● **Task brief**
Word for word, set down the records and skip each picture.

● **Exercise data**

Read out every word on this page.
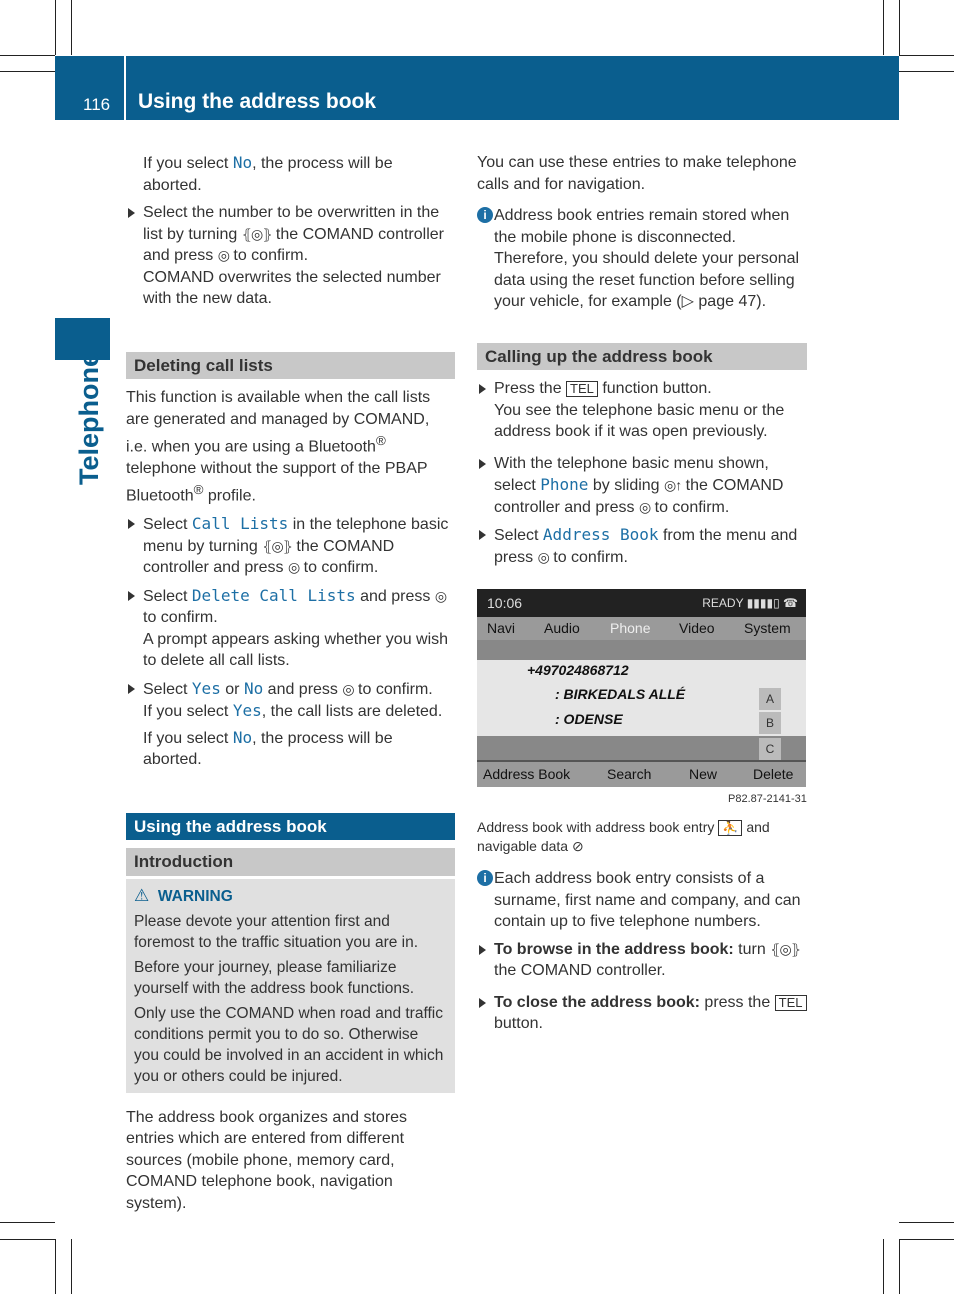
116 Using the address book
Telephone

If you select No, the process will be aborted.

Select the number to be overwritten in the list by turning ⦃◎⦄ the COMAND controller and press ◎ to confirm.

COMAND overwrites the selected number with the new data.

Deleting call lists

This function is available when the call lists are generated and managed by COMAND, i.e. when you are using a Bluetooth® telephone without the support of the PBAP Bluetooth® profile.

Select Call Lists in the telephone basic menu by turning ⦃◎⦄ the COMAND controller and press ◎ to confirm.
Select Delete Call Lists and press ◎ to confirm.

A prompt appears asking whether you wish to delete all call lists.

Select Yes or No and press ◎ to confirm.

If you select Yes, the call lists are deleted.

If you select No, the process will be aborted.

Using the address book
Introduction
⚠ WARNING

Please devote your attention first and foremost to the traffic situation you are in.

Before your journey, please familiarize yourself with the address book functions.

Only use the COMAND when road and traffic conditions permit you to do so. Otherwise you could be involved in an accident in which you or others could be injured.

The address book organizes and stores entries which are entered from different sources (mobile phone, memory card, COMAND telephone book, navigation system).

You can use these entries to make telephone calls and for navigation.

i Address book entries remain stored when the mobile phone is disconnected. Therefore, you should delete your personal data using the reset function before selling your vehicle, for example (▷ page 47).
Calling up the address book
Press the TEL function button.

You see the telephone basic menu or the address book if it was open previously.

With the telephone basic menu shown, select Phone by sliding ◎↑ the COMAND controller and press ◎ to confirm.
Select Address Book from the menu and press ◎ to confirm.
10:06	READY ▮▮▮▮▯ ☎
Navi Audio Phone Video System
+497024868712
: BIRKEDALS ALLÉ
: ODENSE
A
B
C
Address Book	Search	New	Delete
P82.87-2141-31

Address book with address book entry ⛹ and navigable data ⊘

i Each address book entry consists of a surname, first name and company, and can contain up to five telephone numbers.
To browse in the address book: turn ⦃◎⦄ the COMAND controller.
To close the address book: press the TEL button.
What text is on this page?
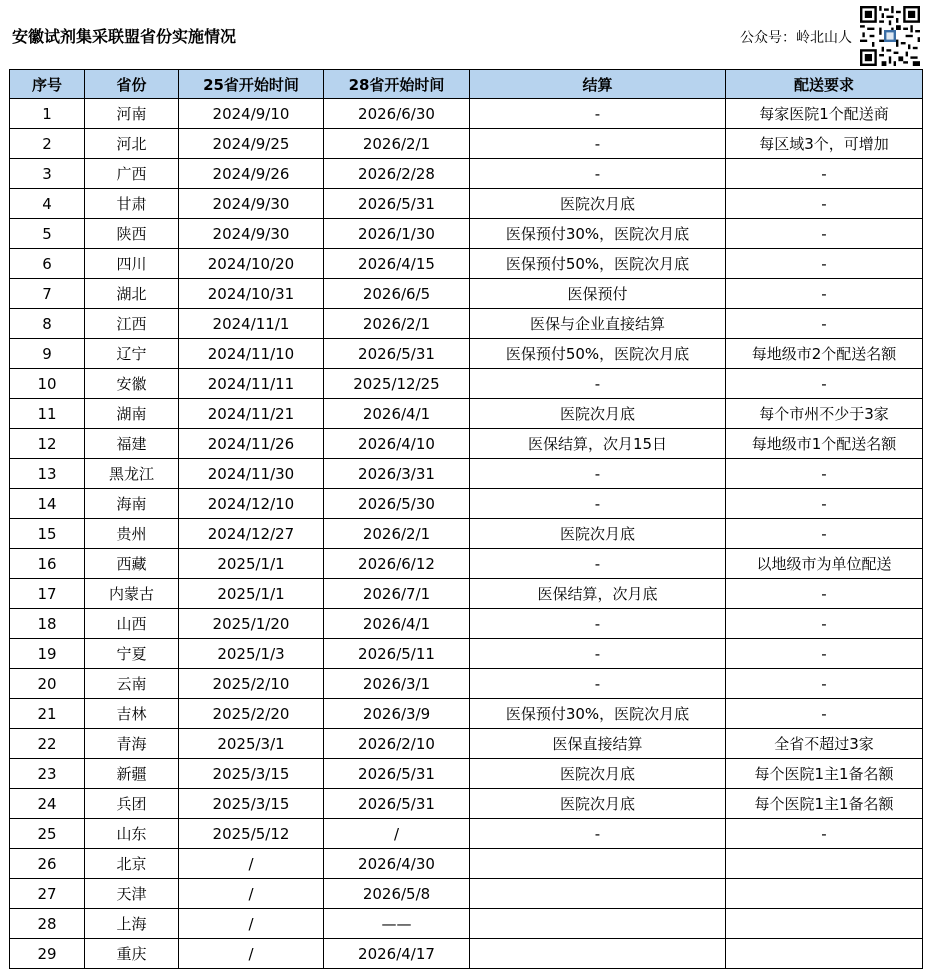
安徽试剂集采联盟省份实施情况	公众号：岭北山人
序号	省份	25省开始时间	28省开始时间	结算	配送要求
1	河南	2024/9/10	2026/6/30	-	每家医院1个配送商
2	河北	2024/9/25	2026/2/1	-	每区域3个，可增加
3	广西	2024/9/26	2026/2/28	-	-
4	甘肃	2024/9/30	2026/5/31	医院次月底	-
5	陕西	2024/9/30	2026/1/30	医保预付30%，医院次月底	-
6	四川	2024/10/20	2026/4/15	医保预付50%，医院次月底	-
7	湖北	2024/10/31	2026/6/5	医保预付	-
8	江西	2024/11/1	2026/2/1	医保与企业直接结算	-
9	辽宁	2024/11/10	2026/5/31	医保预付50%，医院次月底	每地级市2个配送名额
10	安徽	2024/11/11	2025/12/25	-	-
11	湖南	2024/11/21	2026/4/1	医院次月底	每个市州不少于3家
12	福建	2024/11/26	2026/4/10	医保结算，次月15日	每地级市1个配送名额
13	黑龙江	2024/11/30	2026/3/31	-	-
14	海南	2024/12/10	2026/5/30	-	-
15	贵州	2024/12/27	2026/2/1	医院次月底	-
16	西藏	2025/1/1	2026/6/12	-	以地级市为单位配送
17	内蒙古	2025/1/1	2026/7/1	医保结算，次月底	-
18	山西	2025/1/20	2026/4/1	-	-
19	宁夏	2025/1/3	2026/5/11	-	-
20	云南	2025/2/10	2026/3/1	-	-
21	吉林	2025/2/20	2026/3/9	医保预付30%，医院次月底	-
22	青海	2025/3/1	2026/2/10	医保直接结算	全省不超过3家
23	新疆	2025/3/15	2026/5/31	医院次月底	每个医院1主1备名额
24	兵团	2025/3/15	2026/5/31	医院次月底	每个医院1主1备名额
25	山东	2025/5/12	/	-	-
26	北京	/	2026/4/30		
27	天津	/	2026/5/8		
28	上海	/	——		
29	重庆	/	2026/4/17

● **The answer**
Read out every word on this page.
116 Using the address book
Telephone

If you select No, the process will be aborted.

Select the number to be overwritten in the list by turning ⦃◎⦄ the COMAND controller and press ◎ to confirm.

COMAND overwrites the selected number with the new data.

Deleting call lists

This function is available when the call lists are generated and managed by COMAND, i.e. when you are using a Bluetooth® telephone without the support of the PBAP Bluetooth® profile.

Select Call Lists in the telephone basic menu by turning ⦃◎⦄ the COMAND controller and press ◎ to confirm.
Select Delete Call Lists and press ◎ to confirm.

A prompt appears asking whether you wish to delete all call lists.

Select Yes or No and press ◎ to confirm.

If you select Yes, the call lists are deleted.

If you select No, the process will be aborted.

Using the address book
Introduction
⚠ WARNING

Please devote your attention first and foremost to the traffic situation you are in.

Before your journey, please familiarize yourself with the address book functions.

Only use the COMAND when road and traffic conditions permit you to do so. Otherwise you could be involved in an accident in which you or others could be injured.

The address book organizes and stores entries which are entered from different sources (mobile phone, memory card, COMAND telephone book, navigation system).

You can use these entries to make telephone calls and for navigation.

i Address book entries remain stored when the mobile phone is disconnected. Therefore, you should delete your personal data using the reset function before selling your vehicle, for example (▷ page 47).
Calling up the address book
Press the TEL function button.

You see the telephone basic menu or the address book if it was open previously.

With the telephone basic menu shown, select Phone by sliding ◎↑ the COMAND controller and press ◎ to confirm.
Select Address Book from the menu and press ◎ to confirm.
10:06	READY ▮▮▮▮▯ ☎
Navi Audio Phone Video System
+497024868712
: BIRKEDALS ALLÉ
: ODENSE
A
B
C
Address Book	Search	New	Delete
P82.87-2141-31

Address book with address book entry ⛹ and navigable data ⊘

i Each address book entry consists of a surname, first name and company, and can contain up to five telephone numbers.
To browse in the address book: turn ⦃◎⦄ the COMAND controller.
To close the address book: press the TEL button.
What text is on this page?
安徽试剂集采联盟省份实施情况	公众号：岭北山人
序号	省份	25省开始时间	28省开始时间	结算	配送要求
1	河南	2024/9/10	2026/6/30	-	每家医院1个配送商
2	河北	2024/9/25	2026/2/1	-	每区域3个，可增加
3	广西	2024/9/26	2026/2/28	-	-
4	甘肃	2024/9/30	2026/5/31	医院次月底	-
5	陕西	2024/9/30	2026/1/30	医保预付30%，医院次月底	-
6	四川	2024/10/20	2026/4/15	医保预付50%，医院次月底	-
7	湖北	2024/10/31	2026/6/5	医保预付	-
8	江西	2024/11/1	2026/2/1	医保与企业直接结算	-
9	辽宁	2024/11/10	2026/5/31	医保预付50%，医院次月底	每地级市2个配送名额
10	安徽	2024/11/11	2025/12/25	-	-
11	湖南	2024/11/21	2026/4/1	医院次月底	每个市州不少于3家
12	福建	2024/11/26	2026/4/10	医保结算，次月15日	每地级市1个配送名额
13	黑龙江	2024/11/30	2026/3/31	-	-
14	海南	2024/12/10	2026/5/30	-	-
15	贵州	2024/12/27	2026/2/1	医院次月底	-
16	西藏	2025/1/1	2026/6/12	-	以地级市为单位配送
17	内蒙古	2025/1/1	2026/7/1	医保结算，次月底	-
18	山西	2025/1/20	2026/4/1	-	-
19	宁夏	2025/1/3	2026/5/11	-	-
20	云南	2025/2/10	2026/3/1	-	-
21	吉林	2025/2/20	2026/3/9	医保预付30%，医院次月底	-
22	青海	2025/3/1	2026/2/10	医保直接结算	全省不超过3家
23	新疆	2025/3/15	2026/5/31	医院次月底	每个医院1主1备名额
24	兵团	2025/3/15	2026/5/31	医院次月底	每个医院1主1备名额
25	山东	2025/5/12	/	-	-
26	北京	/	2026/4/30		
27	天津	/	2026/5/8		
28	上海	/	——		
29	重庆	/	2026/4/17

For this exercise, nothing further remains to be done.